[Aim] Identify each line holding the string "name" and copy it.

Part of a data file
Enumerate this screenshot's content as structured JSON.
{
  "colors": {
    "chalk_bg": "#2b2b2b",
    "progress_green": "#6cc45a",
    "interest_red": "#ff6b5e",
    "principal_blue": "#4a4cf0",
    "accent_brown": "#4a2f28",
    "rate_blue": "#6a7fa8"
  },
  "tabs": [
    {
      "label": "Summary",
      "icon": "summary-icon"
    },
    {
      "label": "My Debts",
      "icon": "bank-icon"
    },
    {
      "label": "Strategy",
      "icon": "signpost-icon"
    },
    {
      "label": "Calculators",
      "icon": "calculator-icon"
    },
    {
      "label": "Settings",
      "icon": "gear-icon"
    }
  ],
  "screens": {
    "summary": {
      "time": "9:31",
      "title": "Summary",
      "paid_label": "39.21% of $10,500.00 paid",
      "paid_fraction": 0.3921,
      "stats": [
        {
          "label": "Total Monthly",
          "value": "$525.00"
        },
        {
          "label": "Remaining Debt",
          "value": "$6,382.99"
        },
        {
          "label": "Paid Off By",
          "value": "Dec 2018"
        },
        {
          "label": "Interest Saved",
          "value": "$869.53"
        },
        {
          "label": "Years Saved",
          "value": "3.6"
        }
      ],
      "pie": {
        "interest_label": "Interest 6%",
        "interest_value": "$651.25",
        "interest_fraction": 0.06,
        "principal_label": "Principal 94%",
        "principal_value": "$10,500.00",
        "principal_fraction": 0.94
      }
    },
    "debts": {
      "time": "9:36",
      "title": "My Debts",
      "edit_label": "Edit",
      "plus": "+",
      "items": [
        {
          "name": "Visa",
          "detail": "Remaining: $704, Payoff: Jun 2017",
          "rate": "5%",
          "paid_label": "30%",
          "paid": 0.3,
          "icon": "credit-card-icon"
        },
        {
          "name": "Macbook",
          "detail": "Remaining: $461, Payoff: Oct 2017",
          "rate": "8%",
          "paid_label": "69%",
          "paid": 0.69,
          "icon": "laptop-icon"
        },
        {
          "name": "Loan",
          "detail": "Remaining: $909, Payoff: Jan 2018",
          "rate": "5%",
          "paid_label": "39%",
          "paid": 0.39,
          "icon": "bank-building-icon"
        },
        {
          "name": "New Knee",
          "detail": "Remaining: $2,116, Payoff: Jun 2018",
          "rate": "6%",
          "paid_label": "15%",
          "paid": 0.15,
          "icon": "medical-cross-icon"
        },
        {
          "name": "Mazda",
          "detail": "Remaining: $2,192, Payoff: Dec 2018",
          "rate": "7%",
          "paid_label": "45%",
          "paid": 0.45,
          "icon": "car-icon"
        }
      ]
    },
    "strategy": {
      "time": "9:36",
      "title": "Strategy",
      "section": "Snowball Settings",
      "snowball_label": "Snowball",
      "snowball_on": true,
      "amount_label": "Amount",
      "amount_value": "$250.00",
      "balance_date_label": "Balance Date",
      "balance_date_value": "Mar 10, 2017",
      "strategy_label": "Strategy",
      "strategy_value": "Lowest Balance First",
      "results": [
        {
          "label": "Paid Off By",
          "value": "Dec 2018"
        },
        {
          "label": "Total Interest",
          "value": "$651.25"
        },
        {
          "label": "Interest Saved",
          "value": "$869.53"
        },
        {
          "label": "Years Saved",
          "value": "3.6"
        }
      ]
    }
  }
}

[Result of the exercise]
          "name": "Visa",
          "name": "Macbook",
          "name": "Loan",
          "name": "New Knee",
          "name": "Mazda",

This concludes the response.